» **EXERCISE TASK**
Every line of the records below should be restated exactly.

» **INPUT DATA**
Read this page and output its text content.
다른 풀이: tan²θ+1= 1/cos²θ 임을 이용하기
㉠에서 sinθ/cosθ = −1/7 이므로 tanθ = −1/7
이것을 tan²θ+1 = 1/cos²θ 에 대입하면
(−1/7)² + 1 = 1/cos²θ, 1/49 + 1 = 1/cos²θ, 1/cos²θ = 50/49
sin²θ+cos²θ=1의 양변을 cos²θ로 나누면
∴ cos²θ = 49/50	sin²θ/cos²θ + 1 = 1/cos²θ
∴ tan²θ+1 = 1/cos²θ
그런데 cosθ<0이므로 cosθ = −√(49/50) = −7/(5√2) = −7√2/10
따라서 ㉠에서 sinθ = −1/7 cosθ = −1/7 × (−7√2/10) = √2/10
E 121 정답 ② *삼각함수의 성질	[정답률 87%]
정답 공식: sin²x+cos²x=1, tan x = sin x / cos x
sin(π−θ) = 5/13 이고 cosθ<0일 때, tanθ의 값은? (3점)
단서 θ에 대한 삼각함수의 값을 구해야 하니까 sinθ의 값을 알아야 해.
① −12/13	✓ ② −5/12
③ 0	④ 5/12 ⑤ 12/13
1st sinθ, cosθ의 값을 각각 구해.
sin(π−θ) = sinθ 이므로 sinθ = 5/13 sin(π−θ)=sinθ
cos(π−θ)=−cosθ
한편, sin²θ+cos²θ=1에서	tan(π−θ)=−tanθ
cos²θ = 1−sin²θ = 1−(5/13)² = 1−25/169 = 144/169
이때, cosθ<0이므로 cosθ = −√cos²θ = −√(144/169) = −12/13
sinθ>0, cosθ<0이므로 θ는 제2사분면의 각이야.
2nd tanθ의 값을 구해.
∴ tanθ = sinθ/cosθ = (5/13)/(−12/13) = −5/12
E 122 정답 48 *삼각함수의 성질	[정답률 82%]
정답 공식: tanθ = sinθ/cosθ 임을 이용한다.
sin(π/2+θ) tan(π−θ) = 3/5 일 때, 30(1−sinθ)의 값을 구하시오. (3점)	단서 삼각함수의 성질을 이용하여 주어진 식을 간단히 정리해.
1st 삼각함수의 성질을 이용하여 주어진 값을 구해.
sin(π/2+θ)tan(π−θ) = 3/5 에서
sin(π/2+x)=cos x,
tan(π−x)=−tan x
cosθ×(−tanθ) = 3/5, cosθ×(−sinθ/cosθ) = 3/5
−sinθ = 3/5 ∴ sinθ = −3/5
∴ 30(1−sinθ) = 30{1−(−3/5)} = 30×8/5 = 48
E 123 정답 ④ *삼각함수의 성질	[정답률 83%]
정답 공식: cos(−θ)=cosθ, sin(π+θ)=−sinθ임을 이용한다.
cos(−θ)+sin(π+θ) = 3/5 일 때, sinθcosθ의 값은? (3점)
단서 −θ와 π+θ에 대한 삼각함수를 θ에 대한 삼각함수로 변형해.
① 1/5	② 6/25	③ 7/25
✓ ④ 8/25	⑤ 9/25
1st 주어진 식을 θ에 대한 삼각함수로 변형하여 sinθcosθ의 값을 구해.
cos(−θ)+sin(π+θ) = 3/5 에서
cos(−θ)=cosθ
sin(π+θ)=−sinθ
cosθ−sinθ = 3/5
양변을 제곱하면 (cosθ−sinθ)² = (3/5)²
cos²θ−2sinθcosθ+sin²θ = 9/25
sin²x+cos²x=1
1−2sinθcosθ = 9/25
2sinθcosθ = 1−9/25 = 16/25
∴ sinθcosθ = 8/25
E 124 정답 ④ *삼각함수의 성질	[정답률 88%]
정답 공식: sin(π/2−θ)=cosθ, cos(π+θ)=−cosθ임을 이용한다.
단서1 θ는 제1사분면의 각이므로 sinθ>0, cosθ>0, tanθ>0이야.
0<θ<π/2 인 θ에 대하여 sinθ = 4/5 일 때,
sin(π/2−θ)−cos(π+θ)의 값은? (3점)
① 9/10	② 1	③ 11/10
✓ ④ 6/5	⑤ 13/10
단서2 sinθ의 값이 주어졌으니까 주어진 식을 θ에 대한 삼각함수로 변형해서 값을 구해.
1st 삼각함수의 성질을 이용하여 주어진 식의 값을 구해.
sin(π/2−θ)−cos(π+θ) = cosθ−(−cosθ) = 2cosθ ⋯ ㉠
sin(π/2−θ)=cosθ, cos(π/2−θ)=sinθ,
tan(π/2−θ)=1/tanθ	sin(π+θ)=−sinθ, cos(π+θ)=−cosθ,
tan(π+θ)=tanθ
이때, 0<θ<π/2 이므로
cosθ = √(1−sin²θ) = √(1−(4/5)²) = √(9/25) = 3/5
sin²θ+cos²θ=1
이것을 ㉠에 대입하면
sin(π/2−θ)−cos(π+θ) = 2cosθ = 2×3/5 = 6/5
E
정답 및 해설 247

» **TASK SOLUTION**
Read this page and output its text content.
다른 풀이: tan²θ+1= 1/cos²θ 임을 이용하기
㉠에서 sinθ/cosθ = −1/7 이므로 tanθ = −1/7
이것을 tan²θ+1 = 1/cos²θ 에 대입하면
(−1/7)² + 1 = 1/cos²θ, 1/49 + 1 = 1/cos²θ, 1/cos²θ = 50/49
sin²θ+cos²θ=1의 양변을 cos²θ로 나누면
∴ cos²θ = 49/50	sin²θ/cos²θ + 1 = 1/cos²θ
∴ tan²θ+1 = 1/cos²θ
그런데 cosθ<0이므로 cosθ = −√(49/50) = −7/(5√2) = −7√2/10
따라서 ㉠에서 sinθ = −1/7 cosθ = −1/7 × (−7√2/10) = √2/10
E 121 정답 ② *삼각함수의 성질	[정답률 87%]
정답 공식: sin²x+cos²x=1, tan x = sin x / cos x
sin(π−θ) = 5/13 이고 cosθ<0일 때, tanθ의 값은? (3점)
단서 θ에 대한 삼각함수의 값을 구해야 하니까 sinθ의 값을 알아야 해.
① −12/13	✓ ② −5/12
③ 0	④ 5/12 ⑤ 12/13
1st sinθ, cosθ의 값을 각각 구해.
sin(π−θ) = sinθ 이므로 sinθ = 5/13 sin(π−θ)=sinθ
cos(π−θ)=−cosθ
한편, sin²θ+cos²θ=1에서	tan(π−θ)=−tanθ
cos²θ = 1−sin²θ = 1−(5/13)² = 1−25/169 = 144/169
이때, cosθ<0이므로 cosθ = −√cos²θ = −√(144/169) = −12/13
sinθ>0, cosθ<0이므로 θ는 제2사분면의 각이야.
2nd tanθ의 값을 구해.
∴ tanθ = sinθ/cosθ = (5/13)/(−12/13) = −5/12
E 122 정답 48 *삼각함수의 성질	[정답률 82%]
정답 공식: tanθ = sinθ/cosθ 임을 이용한다.
sin(π/2+θ) tan(π−θ) = 3/5 일 때, 30(1−sinθ)의 값을 구하시오. (3점)	단서 삼각함수의 성질을 이용하여 주어진 식을 간단히 정리해.
1st 삼각함수의 성질을 이용하여 주어진 값을 구해.
sin(π/2+θ)tan(π−θ) = 3/5 에서
sin(π/2+x)=cos x,
tan(π−x)=−tan x
cosθ×(−tanθ) = 3/5, cosθ×(−sinθ/cosθ) = 3/5
−sinθ = 3/5 ∴ sinθ = −3/5
∴ 30(1−sinθ) = 30{1−(−3/5)} = 30×8/5 = 48
E 123 정답 ④ *삼각함수의 성질	[정답률 83%]
정답 공식: cos(−θ)=cosθ, sin(π+θ)=−sinθ임을 이용한다.
cos(−θ)+sin(π+θ) = 3/5 일 때, sinθcosθ의 값은? (3점)
단서 −θ와 π+θ에 대한 삼각함수를 θ에 대한 삼각함수로 변형해.
① 1/5	② 6/25	③ 7/25
✓ ④ 8/25	⑤ 9/25
1st 주어진 식을 θ에 대한 삼각함수로 변형하여 sinθcosθ의 값을 구해.
cos(−θ)+sin(π+θ) = 3/5 에서
cos(−θ)=cosθ
sin(π+θ)=−sinθ
cosθ−sinθ = 3/5
양변을 제곱하면 (cosθ−sinθ)² = (3/5)²
cos²θ−2sinθcosθ+sin²θ = 9/25
sin²x+cos²x=1
1−2sinθcosθ = 9/25
2sinθcosθ = 1−9/25 = 16/25
∴ sinθcosθ = 8/25
E 124 정답 ④ *삼각함수의 성질	[정답률 88%]
정답 공식: sin(π/2−θ)=cosθ, cos(π+θ)=−cosθ임을 이용한다.
단서1 θ는 제1사분면의 각이므로 sinθ>0, cosθ>0, tanθ>0이야.
0<θ<π/2 인 θ에 대하여 sinθ = 4/5 일 때,
sin(π/2−θ)−cos(π+θ)의 값은? (3점)
① 9/10	② 1	③ 11/10
✓ ④ 6/5	⑤ 13/10
단서2 sinθ의 값이 주어졌으니까 주어진 식을 θ에 대한 삼각함수로 변형해서 값을 구해.
1st 삼각함수의 성질을 이용하여 주어진 식의 값을 구해.
sin(π/2−θ)−cos(π+θ) = cosθ−(−cosθ) = 2cosθ ⋯ ㉠
sin(π/2−θ)=cosθ, cos(π/2−θ)=sinθ,
tan(π/2−θ)=1/tanθ	sin(π+θ)=−sinθ, cos(π+θ)=−cosθ,
tan(π+θ)=tanθ
이때, 0<θ<π/2 이므로
cosθ = √(1−sin²θ) = √(1−(4/5)²) = √(9/25) = 3/5
sin²θ+cos²θ=1
이것을 ㉠에 대입하면
sin(π/2−θ)−cos(π+θ) = 2cosθ = 2×3/5 = 6/5
E
정답 및 해설 247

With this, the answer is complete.